TASKS FOR THIS EXERCISE —
**a.** In the compound interest passage, condense the paragraph beginning "The annual percentage rate (APR) of an account" into a short bulleted list that keeps its main facts.
**b.** Reproduce part of the compound interest passage word for word. Begin at the words "We can calculate" and stop after "in \(10\) years?".
**c.** According to the compound interest passage, what is $1,000 invested at 10% worth after one year when interest is compounded quarterly?

SUPPLIED PASSAGE —
################

The annual percentage rate (APR) of an account, also called the nominal rate, is the yearly interest rate earned by an investment account. The term nominal is used when the compounding occurs a number of times other than once per year. In fact, when interest is compounded more than once a year, the effective interest rate ends up being greater than the nominal rate! This is a powerful tool for investing.
We can calculate the compound interest using the compound interest formula, which is an exponential function of the variables time \(t\), principal \(P\), \(APR\) \(r\), and number of compounding periods in a year \(n\):
\[A(t)=P{\left (1+\dfrac{r}{n} \right )}^{nt} \nonumber\]
For example, observe Table \(\PageIndex{4}\), which shows the result of investing \($1,000\) at \(10\%\) for one year. Notice how the value of the account increases as the compounding frequency increases.
| Frequency | Value after \(1\) year |
|---|---|
| Annually | \($1100\) |
| Semiannually | \($1102.50\) |
| Quarterly | \($1103.81\) |
| Monthly | \($1104.71\) |
| Daily | \($1105.16\) |
If we invest \($3,000\) in an investment account paying \(3\%\) interest compounded quarterly, how much will the account be worth in \(10\) years?
Solution
Because we are starting with \($3,000\), \(P=3000\). Our interest rate is \(3\%\), so \(r = 0.03\). Because we are compounding quarterly, we are compounding \(4\) times per year, so \(n=4\). We want to know the value of the account in \(10\) years, so we are looking for \(A(10)\),the value when \(t = 10\).

################

DATASET CONTENT —
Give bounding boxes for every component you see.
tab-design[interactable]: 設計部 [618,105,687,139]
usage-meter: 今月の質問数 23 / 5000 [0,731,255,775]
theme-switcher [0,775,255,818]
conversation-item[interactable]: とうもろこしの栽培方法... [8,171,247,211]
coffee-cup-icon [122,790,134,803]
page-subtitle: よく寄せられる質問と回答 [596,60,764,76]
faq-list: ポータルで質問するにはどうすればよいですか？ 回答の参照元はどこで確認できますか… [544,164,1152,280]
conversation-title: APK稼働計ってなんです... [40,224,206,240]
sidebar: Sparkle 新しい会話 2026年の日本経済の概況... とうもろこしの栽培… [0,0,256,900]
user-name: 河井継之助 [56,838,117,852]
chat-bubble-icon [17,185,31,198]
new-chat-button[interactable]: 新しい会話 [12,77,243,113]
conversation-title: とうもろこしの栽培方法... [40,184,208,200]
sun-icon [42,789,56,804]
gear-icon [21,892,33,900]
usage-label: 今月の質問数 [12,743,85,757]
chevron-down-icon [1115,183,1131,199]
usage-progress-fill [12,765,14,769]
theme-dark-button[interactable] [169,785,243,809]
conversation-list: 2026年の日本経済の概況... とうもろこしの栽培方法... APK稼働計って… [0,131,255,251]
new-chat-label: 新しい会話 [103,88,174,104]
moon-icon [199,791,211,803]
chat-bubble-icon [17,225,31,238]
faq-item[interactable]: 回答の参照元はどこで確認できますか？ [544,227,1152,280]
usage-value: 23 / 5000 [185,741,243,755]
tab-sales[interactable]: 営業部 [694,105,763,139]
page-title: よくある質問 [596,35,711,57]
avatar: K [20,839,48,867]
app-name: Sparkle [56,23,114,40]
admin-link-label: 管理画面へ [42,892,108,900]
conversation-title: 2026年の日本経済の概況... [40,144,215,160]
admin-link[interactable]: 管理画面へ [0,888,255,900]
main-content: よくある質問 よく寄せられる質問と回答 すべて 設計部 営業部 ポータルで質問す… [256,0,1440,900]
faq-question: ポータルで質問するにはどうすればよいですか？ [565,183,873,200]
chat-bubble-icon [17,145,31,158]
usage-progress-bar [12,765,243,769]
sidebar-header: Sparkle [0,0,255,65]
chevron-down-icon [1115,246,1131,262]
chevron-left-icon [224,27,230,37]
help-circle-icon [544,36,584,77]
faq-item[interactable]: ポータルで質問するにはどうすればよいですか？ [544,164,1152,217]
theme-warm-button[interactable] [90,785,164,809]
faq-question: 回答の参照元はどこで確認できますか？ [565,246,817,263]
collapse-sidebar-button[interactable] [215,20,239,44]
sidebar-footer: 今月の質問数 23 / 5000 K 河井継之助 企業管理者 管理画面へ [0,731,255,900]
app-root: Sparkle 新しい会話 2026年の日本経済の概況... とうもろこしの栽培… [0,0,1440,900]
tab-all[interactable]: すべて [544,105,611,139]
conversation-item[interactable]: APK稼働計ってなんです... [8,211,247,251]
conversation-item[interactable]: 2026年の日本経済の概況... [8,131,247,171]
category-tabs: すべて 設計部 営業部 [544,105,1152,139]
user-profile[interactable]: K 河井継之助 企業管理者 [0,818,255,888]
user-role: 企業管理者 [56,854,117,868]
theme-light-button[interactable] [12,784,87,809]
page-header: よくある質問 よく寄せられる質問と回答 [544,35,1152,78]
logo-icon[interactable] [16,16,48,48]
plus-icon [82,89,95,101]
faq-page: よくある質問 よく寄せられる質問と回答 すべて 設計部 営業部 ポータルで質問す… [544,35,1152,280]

################

ANSWERS TO THE EXERCISES —
**a.**
- The annual percentage rate (APR), or nominal rate, is the yearly interest rate an investment account earns.
- "Nominal" is used when interest compounds some number of times other than once per year.
- Compounding more than once a year makes the effective rate greater than the nominal rate, which is a powerful investing tool.

**b.**
We can calculate the compound interest using the compound interest formula, which is an exponential function of the variables time \(t\), principal \(P\), \(APR\) \(r\), and number of compounding periods in a year \(n\):
\[A(t)=P{\left (1+\dfrac{r}{n} \right )}^{nt} \nonumber\]
For example, observe Table \(\PageIndex{4}\), which shows the result of investing \($1,000\) at \(10\%\) for one year. Notice how the value of the account increases as the compounding frequency increases.
| Frequency | Value after \(1\) year |
|---|---|
| Annually | \($1100\) |
| Semiannually | \($1102.50\) |
| Quarterly | \($1103.81\) |
| Monthly | \($1104.71\) |
| Daily | \($1105.16\) |
If we invest \($3,000\) in an investment account paying \(3\%\) interest compounded quarterly, how much will the account be worth in \(10\) years?

**c.** $1103.81